Exercise requirements: Reproduce all entries precisely as they are written.

Collected data entries
+++

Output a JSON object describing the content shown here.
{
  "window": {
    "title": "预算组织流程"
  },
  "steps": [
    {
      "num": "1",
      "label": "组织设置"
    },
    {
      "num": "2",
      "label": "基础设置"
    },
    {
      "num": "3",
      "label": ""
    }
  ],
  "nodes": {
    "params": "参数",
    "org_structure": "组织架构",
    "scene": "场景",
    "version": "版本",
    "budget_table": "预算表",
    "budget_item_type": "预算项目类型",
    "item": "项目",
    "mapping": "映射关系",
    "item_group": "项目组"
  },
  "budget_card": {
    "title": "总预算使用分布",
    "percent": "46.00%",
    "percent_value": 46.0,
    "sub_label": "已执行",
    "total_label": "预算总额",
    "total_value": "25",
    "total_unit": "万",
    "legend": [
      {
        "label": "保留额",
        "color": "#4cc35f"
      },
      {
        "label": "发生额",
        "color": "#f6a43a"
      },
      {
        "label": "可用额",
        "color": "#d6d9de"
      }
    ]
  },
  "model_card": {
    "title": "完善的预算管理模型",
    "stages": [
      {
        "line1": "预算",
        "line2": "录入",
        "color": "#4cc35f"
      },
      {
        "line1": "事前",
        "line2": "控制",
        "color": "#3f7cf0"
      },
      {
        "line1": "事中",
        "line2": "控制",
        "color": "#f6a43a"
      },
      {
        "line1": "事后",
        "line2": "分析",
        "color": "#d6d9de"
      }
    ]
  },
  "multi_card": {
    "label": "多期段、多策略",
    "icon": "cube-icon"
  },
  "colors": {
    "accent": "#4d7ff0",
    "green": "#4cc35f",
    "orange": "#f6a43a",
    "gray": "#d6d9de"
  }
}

+++

Problem solution:
Output a JSON object describing the content shown here.
{
  "window": {
    "title": "预算组织流程"
  },
  "steps": [
    {
      "num": "1",
      "label": "组织设置"
    },
    {
      "num": "2",
      "label": "基础设置"
    },
    {
      "num": "3",
      "label": ""
    }
  ],
  "nodes": {
    "params": "参数",
    "org_structure": "组织架构",
    "scene": "场景",
    "version": "版本",
    "budget_table": "预算表",
    "budget_item_type": "预算项目类型",
    "item": "项目",
    "mapping": "映射关系",
    "item_group": "项目组"
  },
  "budget_card": {
    "title": "总预算使用分布",
    "percent": "46.00%",
    "percent_value": 46.0,
    "sub_label": "已执行",
    "total_label": "预算总额",
    "total_value": "25",
    "total_unit": "万",
    "legend": [
      {
        "label": "保留额",
        "color": "#4cc35f"
      },
      {
        "label": "发生额",
        "color": "#f6a43a"
      },
      {
        "label": "可用额",
        "color": "#d6d9de"
      }
    ]
  },
  "model_card": {
    "title": "完善的预算管理模型",
    "stages": [
      {
        "line1": "预算",
        "line2": "录入",
        "color": "#4cc35f"
      },
      {
        "line1": "事前",
        "line2": "控制",
        "color": "#3f7cf0"
      },
      {
        "line1": "事中",
        "line2": "控制",
        "color": "#f6a43a"
      },
      {
        "line1": "事后",
        "line2": "分析",
        "color": "#d6d9de"
      }
    ]
  },
  "multi_card": {
    "label": "多期段、多策略",
    "icon": "cube-icon"
  },
  "colors": {
    "accent": "#4d7ff0",
    "green": "#4cc35f",
    "orange": "#f6a43a",
    "gray": "#d6d9de"
  }
}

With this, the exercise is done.